= Instruction =
Return the listing below verbatim. Pictures do not belong in the copy.

= Stored records =
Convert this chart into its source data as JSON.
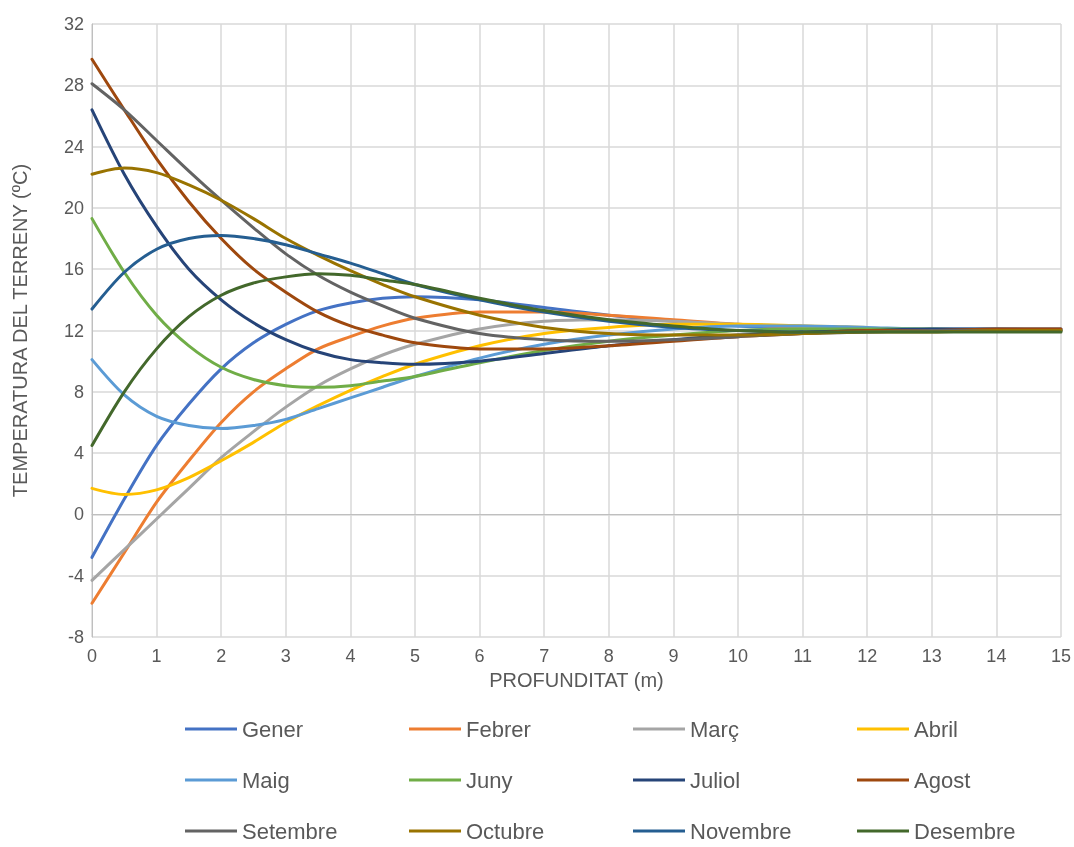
{
  "chart_data": {
    "type": "line",
    "xlabel": "PROFUNDITAT (m)",
    "ylabel": "TEMPERATURA DEL TERRENY (ºC)",
    "x": [
      0,
      0.5,
      1,
      1.5,
      2,
      2.5,
      3,
      3.5,
      4,
      4.5,
      5,
      6,
      7,
      8,
      9,
      10,
      11,
      12,
      13,
      14,
      15
    ],
    "xlim": [
      0,
      15
    ],
    "xticks": [
      0,
      1,
      2,
      3,
      4,
      5,
      6,
      7,
      8,
      9,
      10,
      11,
      12,
      13,
      14,
      15
    ],
    "ylim": [
      -8,
      32
    ],
    "yticks": [
      -8,
      -4,
      0,
      4,
      8,
      12,
      16,
      20,
      24,
      28,
      32
    ],
    "grid": true,
    "legend": "bottom",
    "marker": "none",
    "line_style": "solid",
    "series": [
      {
        "name": "Gener",
        "color": "#4472c4",
        "values": [
          -2.8,
          1.0,
          4.5,
          7.2,
          9.5,
          11.2,
          12.4,
          13.3,
          13.8,
          14.1,
          14.2,
          14.0,
          13.5,
          13.0,
          12.6,
          12.3,
          12.1,
          12.0,
          12.0,
          12.0,
          12.0
        ]
      },
      {
        "name": "Febrer",
        "color": "#ed7d31",
        "values": [
          -5.8,
          -2.5,
          0.8,
          3.5,
          6.0,
          8.0,
          9.5,
          10.8,
          11.6,
          12.3,
          12.8,
          13.2,
          13.2,
          13.0,
          12.7,
          12.4,
          12.2,
          null,
          null,
          null,
          null
        ]
      },
      {
        "name": "Març",
        "color": "#a5a5a5",
        "values": [
          -4.3,
          -2.3,
          -0.3,
          1.7,
          3.7,
          5.4,
          7.0,
          8.4,
          9.5,
          10.4,
          11.1,
          12.1,
          12.6,
          12.7,
          12.6,
          12.4,
          12.3,
          12.1,
          12.0,
          12.0,
          12.0
        ]
      },
      {
        "name": "Abril",
        "color": "#ffc000",
        "values": [
          1.7,
          1.3,
          1.6,
          2.4,
          3.5,
          4.7,
          6.0,
          7.1,
          8.1,
          9.0,
          9.8,
          11.0,
          11.8,
          12.2,
          12.4,
          12.4,
          12.3,
          12.2,
          null,
          null,
          null
        ]
      },
      {
        "name": "Maig",
        "color": "#5b9bd5",
        "values": [
          10.1,
          7.8,
          6.4,
          5.8,
          5.6,
          5.8,
          6.2,
          6.9,
          7.6,
          8.3,
          9.0,
          10.2,
          11.1,
          11.7,
          12.1,
          12.3,
          12.3,
          12.2,
          12.1,
          12.1,
          12.0
        ]
      },
      {
        "name": "Juny",
        "color": "#70ad47",
        "values": [
          19.3,
          15.8,
          13.0,
          11.0,
          9.6,
          8.8,
          8.4,
          8.3,
          8.4,
          8.7,
          9.0,
          9.9,
          10.7,
          11.3,
          11.7,
          12.0,
          12.1,
          12.1,
          12.1,
          12.0,
          12.0
        ]
      },
      {
        "name": "Juliol",
        "color": "#264478",
        "values": [
          26.4,
          22.2,
          18.8,
          16.0,
          14.0,
          12.5,
          11.4,
          10.6,
          10.1,
          9.9,
          9.8,
          10.0,
          10.5,
          11.0,
          11.4,
          11.7,
          11.9,
          12.0,
          12.1,
          12.1,
          12.1
        ]
      },
      {
        "name": "Agost",
        "color": "#9e480e",
        "values": [
          29.7,
          26.4,
          23.2,
          20.4,
          18.0,
          16.0,
          14.5,
          13.2,
          12.3,
          11.7,
          11.2,
          10.8,
          10.8,
          11.0,
          11.3,
          11.6,
          11.8,
          12.0,
          12.0,
          12.1,
          12.1
        ]
      },
      {
        "name": "Setembre",
        "color": "#636363",
        "values": [
          28.1,
          26.4,
          24.4,
          22.4,
          20.5,
          18.7,
          17.0,
          15.6,
          14.5,
          13.6,
          12.8,
          11.8,
          11.4,
          11.3,
          11.4,
          11.6,
          11.8,
          11.9,
          12.0,
          12.0,
          12.0
        ]
      },
      {
        "name": "Octubre",
        "color": "#997300",
        "values": [
          22.2,
          22.6,
          22.3,
          21.5,
          20.5,
          19.3,
          18.0,
          16.9,
          15.9,
          15.0,
          14.2,
          13.0,
          12.2,
          11.8,
          11.7,
          11.7,
          11.8,
          11.9,
          11.9,
          12.0,
          12.0
        ]
      },
      {
        "name": "Novembre",
        "color": "#255e91",
        "values": [
          13.4,
          15.8,
          17.3,
          18.0,
          18.2,
          18.0,
          17.6,
          17.0,
          16.4,
          15.7,
          15.0,
          14.0,
          13.2,
          12.6,
          12.2,
          12.0,
          11.9,
          null,
          null,
          null,
          null
        ]
      },
      {
        "name": "Desembre",
        "color": "#43682b",
        "values": [
          4.5,
          8.0,
          10.8,
          12.9,
          14.3,
          15.1,
          15.5,
          15.7,
          15.6,
          15.3,
          15.0,
          14.1,
          13.3,
          12.7,
          12.3,
          12.0,
          11.9,
          11.9,
          11.9,
          11.9,
          11.9
        ]
      }
    ]
  }
}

= Answer to the task =
Convert this chart into its source data as JSON.
{
  "chart_data": {
    "type": "line",
    "xlabel": "PROFUNDITAT (m)",
    "ylabel": "TEMPERATURA DEL TERRENY (ºC)",
    "x": [
      0,
      0.5,
      1,
      1.5,
      2,
      2.5,
      3,
      3.5,
      4,
      4.5,
      5,
      6,
      7,
      8,
      9,
      10,
      11,
      12,
      13,
      14,
      15
    ],
    "xlim": [
      0,
      15
    ],
    "xticks": [
      0,
      1,
      2,
      3,
      4,
      5,
      6,
      7,
      8,
      9,
      10,
      11,
      12,
      13,
      14,
      15
    ],
    "ylim": [
      -8,
      32
    ],
    "yticks": [
      -8,
      -4,
      0,
      4,
      8,
      12,
      16,
      20,
      24,
      28,
      32
    ],
    "grid": true,
    "legend": "bottom",
    "marker": "none",
    "line_style": "solid",
    "series": [
      {
        "name": "Gener",
        "color": "#4472c4",
        "values": [
          -2.8,
          1.0,
          4.5,
          7.2,
          9.5,
          11.2,
          12.4,
          13.3,
          13.8,
          14.1,
          14.2,
          14.0,
          13.5,
          13.0,
          12.6,
          12.3,
          12.1,
          12.0,
          12.0,
          12.0,
          12.0
        ]
      },
      {
        "name": "Febrer",
        "color": "#ed7d31",
        "values": [
          -5.8,
          -2.5,
          0.8,
          3.5,
          6.0,
          8.0,
          9.5,
          10.8,
          11.6,
          12.3,
          12.8,
          13.2,
          13.2,
          13.0,
          12.7,
          12.4,
          12.2,
          null,
          null,
          null,
          null
        ]
      },
      {
        "name": "Març",
        "color": "#a5a5a5",
        "values": [
          -4.3,
          -2.3,
          -0.3,
          1.7,
          3.7,
          5.4,
          7.0,
          8.4,
          9.5,
          10.4,
          11.1,
          12.1,
          12.6,
          12.7,
          12.6,
          12.4,
          12.3,
          12.1,
          12.0,
          12.0,
          12.0
        ]
      },
      {
        "name": "Abril",
        "color": "#ffc000",
        "values": [
          1.7,
          1.3,
          1.6,
          2.4,
          3.5,
          4.7,
          6.0,
          7.1,
          8.1,
          9.0,
          9.8,
          11.0,
          11.8,
          12.2,
          12.4,
          12.4,
          12.3,
          12.2,
          null,
          null,
          null
        ]
      },
      {
        "name": "Maig",
        "color": "#5b9bd5",
        "values": [
          10.1,
          7.8,
          6.4,
          5.8,
          5.6,
          5.8,
          6.2,
          6.9,
          7.6,
          8.3,
          9.0,
          10.2,
          11.1,
          11.7,
          12.1,
          12.3,
          12.3,
          12.2,
          12.1,
          12.1,
          12.0
        ]
      },
      {
        "name": "Juny",
        "color": "#70ad47",
        "values": [
          19.3,
          15.8,
          13.0,
          11.0,
          9.6,
          8.8,
          8.4,
          8.3,
          8.4,
          8.7,
          9.0,
          9.9,
          10.7,
          11.3,
          11.7,
          12.0,
          12.1,
          12.1,
          12.1,
          12.0,
          12.0
        ]
      },
      {
        "name": "Juliol",
        "color": "#264478",
        "values": [
          26.4,
          22.2,
          18.8,
          16.0,
          14.0,
          12.5,
          11.4,
          10.6,
          10.1,
          9.9,
          9.8,
          10.0,
          10.5,
          11.0,
          11.4,
          11.7,
          11.9,
          12.0,
          12.1,
          12.1,
          12.1
        ]
      },
      {
        "name": "Agost",
        "color": "#9e480e",
        "values": [
          29.7,
          26.4,
          23.2,
          20.4,
          18.0,
          16.0,
          14.5,
          13.2,
          12.3,
          11.7,
          11.2,
          10.8,
          10.8,
          11.0,
          11.3,
          11.6,
          11.8,
          12.0,
          12.0,
          12.1,
          12.1
        ]
      },
      {
        "name": "Setembre",
        "color": "#636363",
        "values": [
          28.1,
          26.4,
          24.4,
          22.4,
          20.5,
          18.7,
          17.0,
          15.6,
          14.5,
          13.6,
          12.8,
          11.8,
          11.4,
          11.3,
          11.4,
          11.6,
          11.8,
          11.9,
          12.0,
          12.0,
          12.0
        ]
      },
      {
        "name": "Octubre",
        "color": "#997300",
        "values": [
          22.2,
          22.6,
          22.3,
          21.5,
          20.5,
          19.3,
          18.0,
          16.9,
          15.9,
          15.0,
          14.2,
          13.0,
          12.2,
          11.8,
          11.7,
          11.7,
          11.8,
          11.9,
          11.9,
          12.0,
          12.0
        ]
      },
      {
        "name": "Novembre",
        "color": "#255e91",
        "values": [
          13.4,
          15.8,
          17.3,
          18.0,
          18.2,
          18.0,
          17.6,
          17.0,
          16.4,
          15.7,
          15.0,
          14.0,
          13.2,
          12.6,
          12.2,
          12.0,
          11.9,
          null,
          null,
          null,
          null
        ]
      },
      {
        "name": "Desembre",
        "color": "#43682b",
        "values": [
          4.5,
          8.0,
          10.8,
          12.9,
          14.3,
          15.1,
          15.5,
          15.7,
          15.6,
          15.3,
          15.0,
          14.1,
          13.3,
          12.7,
          12.3,
          12.0,
          11.9,
          11.9,
          11.9,
          11.9,
          11.9
        ]
      }
    ]
  }
}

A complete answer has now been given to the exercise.